What needs to be done: Wherever the string "JSON" appears in the listing, copy that line.

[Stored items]
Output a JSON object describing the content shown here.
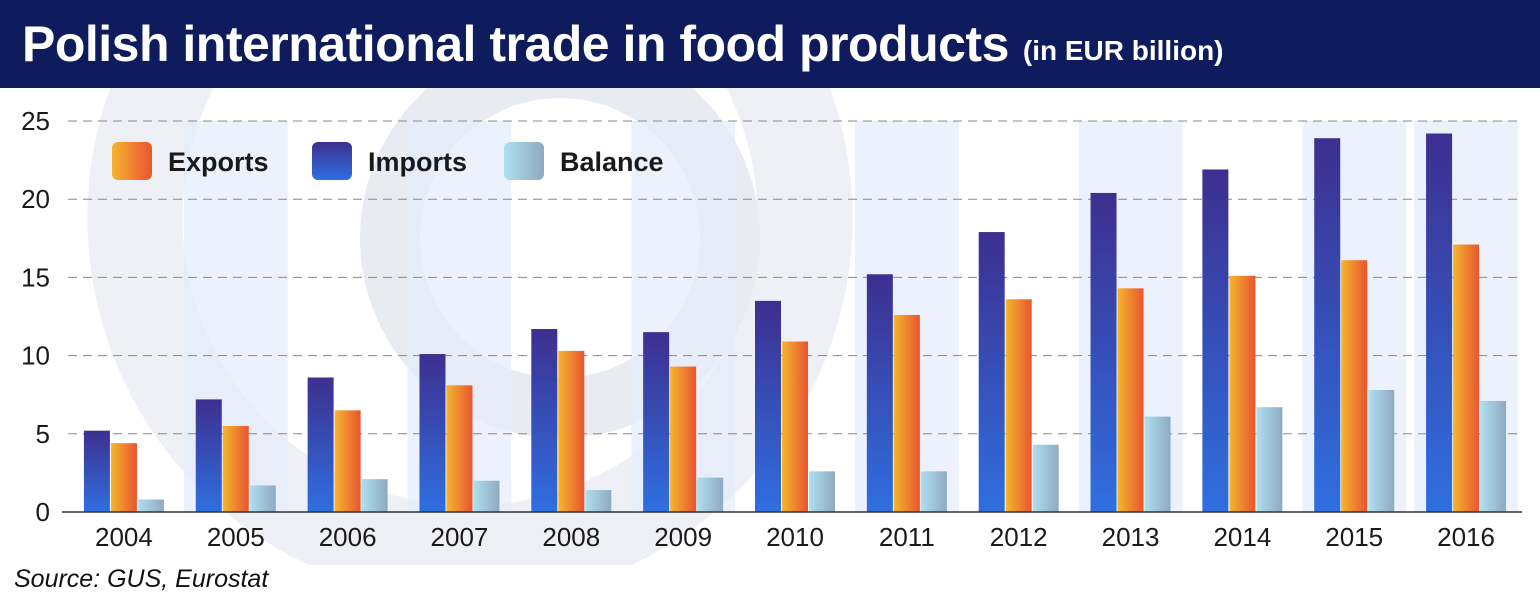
{
  "title": "Polish international trade in food products",
  "subtitle": "(in EUR billion)",
  "source": "Source: GUS, Eurostat",
  "colors": {
    "title_bg": "#0e1b5c",
    "exports": [
      "#f5b531",
      "#e8552f"
    ],
    "imports": [
      "#2f6fe0",
      "#3d2f8f"
    ],
    "balance": [
      "#aee0f0",
      "#8fa9c0"
    ],
    "stripe": "#e6eef9",
    "watermark": "#e3e7ef"
  },
  "chart_data": {
    "type": "bar",
    "categories": [
      "2004",
      "2005",
      "2006",
      "2007",
      "2008",
      "2009",
      "2010",
      "2011",
      "2012",
      "2013",
      "2014",
      "2015",
      "2016"
    ],
    "series": [
      {
        "name": "Imports",
        "values": [
          5.2,
          7.2,
          8.6,
          10.1,
          11.7,
          11.5,
          13.5,
          15.2,
          17.9,
          20.4,
          21.9,
          23.9,
          24.2
        ]
      },
      {
        "name": "Exports",
        "values": [
          4.4,
          5.5,
          6.5,
          8.1,
          10.3,
          9.3,
          10.9,
          12.6,
          13.6,
          14.3,
          15.1,
          16.1,
          17.1
        ]
      },
      {
        "name": "Balance",
        "values": [
          0.8,
          1.7,
          2.1,
          2.0,
          1.4,
          2.2,
          2.6,
          2.6,
          4.3,
          6.1,
          6.7,
          7.8,
          7.1
        ]
      }
    ],
    "legend": [
      "Exports",
      "Imports",
      "Balance"
    ],
    "legend_position": "top-left",
    "yticks": [
      0,
      5,
      10,
      15,
      20,
      25
    ],
    "ylim": [
      0,
      25
    ],
    "grid": "horizontal-dashed",
    "xlabel": "",
    "ylabel": ""
  }
}
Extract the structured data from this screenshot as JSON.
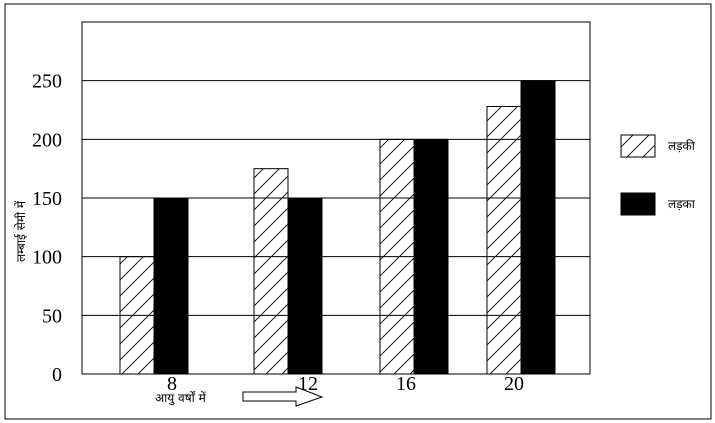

Written response:
Output a JSON object describing the content shown here.
Extract the structured data from this screenshot as JSON.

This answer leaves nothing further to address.